◆ Goal: Only a number is wanted: how many lines in these records contain the word "google"?
— start of Material —
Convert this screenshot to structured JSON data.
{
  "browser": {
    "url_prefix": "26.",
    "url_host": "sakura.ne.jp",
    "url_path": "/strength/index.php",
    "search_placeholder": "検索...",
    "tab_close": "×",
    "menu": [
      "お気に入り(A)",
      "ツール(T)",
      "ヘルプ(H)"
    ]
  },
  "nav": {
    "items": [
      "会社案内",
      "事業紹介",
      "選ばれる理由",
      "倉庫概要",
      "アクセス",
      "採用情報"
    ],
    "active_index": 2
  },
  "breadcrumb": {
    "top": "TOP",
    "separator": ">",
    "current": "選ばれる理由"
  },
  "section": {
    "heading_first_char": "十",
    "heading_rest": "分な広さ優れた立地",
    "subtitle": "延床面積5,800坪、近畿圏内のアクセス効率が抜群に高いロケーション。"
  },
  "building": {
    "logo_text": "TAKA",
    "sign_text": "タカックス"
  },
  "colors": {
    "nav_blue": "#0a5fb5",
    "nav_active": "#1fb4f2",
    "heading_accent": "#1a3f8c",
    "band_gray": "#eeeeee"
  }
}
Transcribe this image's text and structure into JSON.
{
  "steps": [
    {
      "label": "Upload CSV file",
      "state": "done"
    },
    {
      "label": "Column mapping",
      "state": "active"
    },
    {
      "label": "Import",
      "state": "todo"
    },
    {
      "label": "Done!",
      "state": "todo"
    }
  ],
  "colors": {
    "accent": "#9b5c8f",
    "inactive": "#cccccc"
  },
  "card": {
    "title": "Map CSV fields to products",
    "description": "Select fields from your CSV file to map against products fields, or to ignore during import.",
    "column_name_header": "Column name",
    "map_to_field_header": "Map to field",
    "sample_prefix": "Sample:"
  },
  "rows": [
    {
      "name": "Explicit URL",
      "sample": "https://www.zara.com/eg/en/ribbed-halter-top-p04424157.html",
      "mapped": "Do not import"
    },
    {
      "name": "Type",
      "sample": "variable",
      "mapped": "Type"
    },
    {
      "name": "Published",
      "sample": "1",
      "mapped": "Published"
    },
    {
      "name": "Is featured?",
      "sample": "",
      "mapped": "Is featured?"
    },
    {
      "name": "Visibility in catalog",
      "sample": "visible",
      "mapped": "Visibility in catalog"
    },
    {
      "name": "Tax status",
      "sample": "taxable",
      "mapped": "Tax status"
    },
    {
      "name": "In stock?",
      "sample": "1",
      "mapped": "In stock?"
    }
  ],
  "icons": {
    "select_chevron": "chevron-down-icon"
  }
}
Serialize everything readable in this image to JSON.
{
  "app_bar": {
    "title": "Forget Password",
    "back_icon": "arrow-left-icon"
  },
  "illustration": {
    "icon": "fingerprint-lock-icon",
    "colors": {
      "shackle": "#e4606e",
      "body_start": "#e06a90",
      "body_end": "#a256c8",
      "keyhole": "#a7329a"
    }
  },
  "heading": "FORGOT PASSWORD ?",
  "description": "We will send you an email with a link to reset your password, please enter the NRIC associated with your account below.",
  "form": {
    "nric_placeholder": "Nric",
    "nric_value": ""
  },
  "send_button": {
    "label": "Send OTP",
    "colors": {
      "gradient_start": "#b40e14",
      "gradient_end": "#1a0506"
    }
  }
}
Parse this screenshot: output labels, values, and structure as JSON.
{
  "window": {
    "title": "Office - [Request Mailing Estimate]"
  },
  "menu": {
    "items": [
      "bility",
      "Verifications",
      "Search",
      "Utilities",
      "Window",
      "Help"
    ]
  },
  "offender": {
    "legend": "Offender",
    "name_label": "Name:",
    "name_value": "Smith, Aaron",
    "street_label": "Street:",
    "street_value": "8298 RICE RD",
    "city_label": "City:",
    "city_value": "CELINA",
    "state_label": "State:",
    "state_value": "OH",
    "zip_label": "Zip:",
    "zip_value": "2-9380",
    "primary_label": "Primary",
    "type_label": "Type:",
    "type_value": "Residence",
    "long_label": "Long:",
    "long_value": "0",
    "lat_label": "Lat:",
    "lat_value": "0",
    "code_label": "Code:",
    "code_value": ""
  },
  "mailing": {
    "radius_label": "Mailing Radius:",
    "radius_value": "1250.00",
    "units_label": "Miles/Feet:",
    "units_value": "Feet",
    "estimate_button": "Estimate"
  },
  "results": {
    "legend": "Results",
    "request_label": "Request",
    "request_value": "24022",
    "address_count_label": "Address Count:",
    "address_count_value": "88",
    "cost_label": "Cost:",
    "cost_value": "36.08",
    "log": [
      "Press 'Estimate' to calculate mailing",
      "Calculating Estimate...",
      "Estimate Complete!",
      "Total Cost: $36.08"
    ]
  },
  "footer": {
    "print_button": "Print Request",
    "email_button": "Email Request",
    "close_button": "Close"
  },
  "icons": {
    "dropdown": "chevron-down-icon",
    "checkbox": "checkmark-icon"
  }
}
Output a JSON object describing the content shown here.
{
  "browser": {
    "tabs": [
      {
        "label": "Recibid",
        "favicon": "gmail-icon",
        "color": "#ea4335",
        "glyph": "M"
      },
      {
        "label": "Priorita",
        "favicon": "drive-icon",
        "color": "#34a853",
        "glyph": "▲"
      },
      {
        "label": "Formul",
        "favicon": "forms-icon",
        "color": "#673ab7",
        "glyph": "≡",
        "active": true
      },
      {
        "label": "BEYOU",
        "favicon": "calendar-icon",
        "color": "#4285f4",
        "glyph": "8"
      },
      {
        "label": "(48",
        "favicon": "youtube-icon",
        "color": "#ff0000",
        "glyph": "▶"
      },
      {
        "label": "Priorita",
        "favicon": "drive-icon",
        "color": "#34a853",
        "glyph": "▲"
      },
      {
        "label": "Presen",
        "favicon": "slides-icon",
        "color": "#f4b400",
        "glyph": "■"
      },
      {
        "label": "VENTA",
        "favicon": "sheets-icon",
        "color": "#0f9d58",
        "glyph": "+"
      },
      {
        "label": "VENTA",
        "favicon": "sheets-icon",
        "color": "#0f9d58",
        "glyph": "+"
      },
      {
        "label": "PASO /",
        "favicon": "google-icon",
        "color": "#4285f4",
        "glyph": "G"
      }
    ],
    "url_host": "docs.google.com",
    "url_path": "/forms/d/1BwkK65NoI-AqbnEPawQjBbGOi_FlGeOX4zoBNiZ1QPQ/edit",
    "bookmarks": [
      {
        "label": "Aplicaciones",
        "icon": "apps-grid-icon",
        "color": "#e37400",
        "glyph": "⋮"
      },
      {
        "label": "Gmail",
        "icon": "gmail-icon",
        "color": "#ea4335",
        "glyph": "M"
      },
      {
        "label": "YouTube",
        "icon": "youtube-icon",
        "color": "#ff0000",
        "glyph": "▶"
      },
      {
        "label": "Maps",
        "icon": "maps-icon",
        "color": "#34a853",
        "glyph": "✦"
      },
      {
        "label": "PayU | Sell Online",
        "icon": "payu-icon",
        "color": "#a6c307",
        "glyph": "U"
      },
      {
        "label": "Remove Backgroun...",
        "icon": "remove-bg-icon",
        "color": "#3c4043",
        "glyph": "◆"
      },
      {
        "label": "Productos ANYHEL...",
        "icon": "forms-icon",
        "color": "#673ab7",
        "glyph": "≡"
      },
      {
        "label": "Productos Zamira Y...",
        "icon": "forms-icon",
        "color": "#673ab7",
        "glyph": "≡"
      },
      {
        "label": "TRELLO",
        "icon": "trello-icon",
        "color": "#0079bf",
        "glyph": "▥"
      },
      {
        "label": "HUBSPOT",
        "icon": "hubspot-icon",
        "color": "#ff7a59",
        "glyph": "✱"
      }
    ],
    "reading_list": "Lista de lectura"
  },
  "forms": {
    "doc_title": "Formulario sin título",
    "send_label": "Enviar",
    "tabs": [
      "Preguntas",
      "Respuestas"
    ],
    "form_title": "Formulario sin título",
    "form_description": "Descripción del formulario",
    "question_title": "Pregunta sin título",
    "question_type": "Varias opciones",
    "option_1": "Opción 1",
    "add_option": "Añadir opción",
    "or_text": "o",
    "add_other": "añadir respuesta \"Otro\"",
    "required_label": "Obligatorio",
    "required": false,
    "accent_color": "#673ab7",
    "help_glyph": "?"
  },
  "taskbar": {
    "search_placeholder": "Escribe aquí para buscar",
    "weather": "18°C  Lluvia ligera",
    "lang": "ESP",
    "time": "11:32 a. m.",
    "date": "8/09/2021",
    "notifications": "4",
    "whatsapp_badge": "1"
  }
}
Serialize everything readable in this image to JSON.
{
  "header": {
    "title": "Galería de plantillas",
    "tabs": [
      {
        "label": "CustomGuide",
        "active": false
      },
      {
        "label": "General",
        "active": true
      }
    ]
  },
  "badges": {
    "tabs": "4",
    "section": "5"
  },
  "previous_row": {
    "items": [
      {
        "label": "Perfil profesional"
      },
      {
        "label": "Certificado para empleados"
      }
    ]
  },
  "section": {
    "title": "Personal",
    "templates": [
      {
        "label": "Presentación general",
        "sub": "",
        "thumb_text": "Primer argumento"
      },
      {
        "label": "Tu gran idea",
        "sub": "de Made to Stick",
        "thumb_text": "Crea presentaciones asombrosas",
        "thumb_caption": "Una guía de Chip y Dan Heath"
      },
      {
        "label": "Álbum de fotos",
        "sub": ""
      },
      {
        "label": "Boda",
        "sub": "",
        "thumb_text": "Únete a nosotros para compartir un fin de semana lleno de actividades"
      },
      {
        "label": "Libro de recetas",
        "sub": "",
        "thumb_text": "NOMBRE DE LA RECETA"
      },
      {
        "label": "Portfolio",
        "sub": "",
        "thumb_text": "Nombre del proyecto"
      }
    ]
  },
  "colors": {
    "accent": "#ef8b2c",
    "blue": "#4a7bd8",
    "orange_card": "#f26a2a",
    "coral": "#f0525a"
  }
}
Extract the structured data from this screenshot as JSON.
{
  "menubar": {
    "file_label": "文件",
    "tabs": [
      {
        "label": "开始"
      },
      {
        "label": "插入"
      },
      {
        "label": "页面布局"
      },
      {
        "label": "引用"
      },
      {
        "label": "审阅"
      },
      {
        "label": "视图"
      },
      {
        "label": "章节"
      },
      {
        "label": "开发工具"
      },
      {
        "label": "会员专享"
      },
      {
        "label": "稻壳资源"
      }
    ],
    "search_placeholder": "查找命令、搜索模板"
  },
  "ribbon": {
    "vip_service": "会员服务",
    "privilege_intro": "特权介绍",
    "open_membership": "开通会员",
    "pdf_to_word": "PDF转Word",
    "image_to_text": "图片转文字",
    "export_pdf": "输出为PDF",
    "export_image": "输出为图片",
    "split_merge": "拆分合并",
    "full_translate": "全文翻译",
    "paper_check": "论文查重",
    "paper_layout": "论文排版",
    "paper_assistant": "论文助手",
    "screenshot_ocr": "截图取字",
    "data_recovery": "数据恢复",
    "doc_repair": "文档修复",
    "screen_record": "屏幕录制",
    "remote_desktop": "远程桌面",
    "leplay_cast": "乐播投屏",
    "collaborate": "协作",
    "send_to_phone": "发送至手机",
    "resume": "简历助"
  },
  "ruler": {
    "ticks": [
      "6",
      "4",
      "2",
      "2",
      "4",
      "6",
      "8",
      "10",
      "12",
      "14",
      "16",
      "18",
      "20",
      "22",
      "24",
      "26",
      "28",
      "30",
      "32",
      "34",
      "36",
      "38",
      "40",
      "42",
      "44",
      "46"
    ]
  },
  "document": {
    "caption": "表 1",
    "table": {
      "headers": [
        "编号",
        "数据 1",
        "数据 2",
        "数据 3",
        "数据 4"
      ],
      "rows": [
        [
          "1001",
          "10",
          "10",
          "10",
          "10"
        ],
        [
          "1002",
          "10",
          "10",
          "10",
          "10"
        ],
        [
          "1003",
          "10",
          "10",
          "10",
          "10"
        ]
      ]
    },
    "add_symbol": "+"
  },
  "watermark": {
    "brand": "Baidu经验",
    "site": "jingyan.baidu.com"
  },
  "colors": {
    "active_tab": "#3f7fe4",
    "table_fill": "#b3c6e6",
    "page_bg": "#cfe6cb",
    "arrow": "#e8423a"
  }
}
— end of Material —
◆ Answer to this task: 2